**Work to complete:**
Select all lines holding the word "Changer" from the entries that follow.
────────────────────────────────────────
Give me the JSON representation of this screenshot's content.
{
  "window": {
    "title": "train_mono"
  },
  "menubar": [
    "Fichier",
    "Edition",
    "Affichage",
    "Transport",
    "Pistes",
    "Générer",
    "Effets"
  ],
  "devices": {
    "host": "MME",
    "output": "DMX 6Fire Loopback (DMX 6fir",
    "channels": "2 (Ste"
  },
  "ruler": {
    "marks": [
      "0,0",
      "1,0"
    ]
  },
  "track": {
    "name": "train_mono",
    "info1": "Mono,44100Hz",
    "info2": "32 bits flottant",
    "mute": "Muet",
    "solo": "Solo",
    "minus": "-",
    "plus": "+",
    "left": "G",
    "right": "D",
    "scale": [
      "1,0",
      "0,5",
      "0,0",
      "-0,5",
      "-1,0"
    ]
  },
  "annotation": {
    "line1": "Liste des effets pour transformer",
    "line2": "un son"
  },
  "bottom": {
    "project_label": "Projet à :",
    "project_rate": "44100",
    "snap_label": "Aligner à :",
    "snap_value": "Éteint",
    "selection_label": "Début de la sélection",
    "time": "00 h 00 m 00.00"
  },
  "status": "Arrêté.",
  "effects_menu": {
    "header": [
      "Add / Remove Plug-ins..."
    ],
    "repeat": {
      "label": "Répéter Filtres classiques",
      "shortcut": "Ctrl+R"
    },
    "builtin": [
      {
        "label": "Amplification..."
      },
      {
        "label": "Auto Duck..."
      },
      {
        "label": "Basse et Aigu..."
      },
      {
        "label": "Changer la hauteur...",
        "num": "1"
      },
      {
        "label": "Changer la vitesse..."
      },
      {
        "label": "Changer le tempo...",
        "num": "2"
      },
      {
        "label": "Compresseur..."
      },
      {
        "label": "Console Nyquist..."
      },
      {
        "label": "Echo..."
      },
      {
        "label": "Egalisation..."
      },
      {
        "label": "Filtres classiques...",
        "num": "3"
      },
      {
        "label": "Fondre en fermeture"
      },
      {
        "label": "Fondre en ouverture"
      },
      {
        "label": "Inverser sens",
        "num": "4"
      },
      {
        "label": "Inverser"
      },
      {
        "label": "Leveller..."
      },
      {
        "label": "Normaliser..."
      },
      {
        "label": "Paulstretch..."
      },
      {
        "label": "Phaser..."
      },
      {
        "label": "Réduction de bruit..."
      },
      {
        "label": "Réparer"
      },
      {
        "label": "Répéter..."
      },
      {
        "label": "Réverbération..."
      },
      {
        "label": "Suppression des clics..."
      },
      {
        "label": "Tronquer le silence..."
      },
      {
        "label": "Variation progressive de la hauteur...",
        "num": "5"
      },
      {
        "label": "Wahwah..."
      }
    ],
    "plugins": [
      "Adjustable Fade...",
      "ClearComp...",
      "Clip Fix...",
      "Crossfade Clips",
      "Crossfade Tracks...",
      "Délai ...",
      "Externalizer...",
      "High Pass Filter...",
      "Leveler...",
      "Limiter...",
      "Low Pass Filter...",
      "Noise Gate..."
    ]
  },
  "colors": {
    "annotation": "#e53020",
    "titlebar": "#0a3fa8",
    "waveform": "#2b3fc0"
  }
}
────────────────────────────────────────
**Task solution:**
        "label": "Changer la hauteur...",
        "label": "Changer la vitesse..."
        "label": "Changer le tempo...",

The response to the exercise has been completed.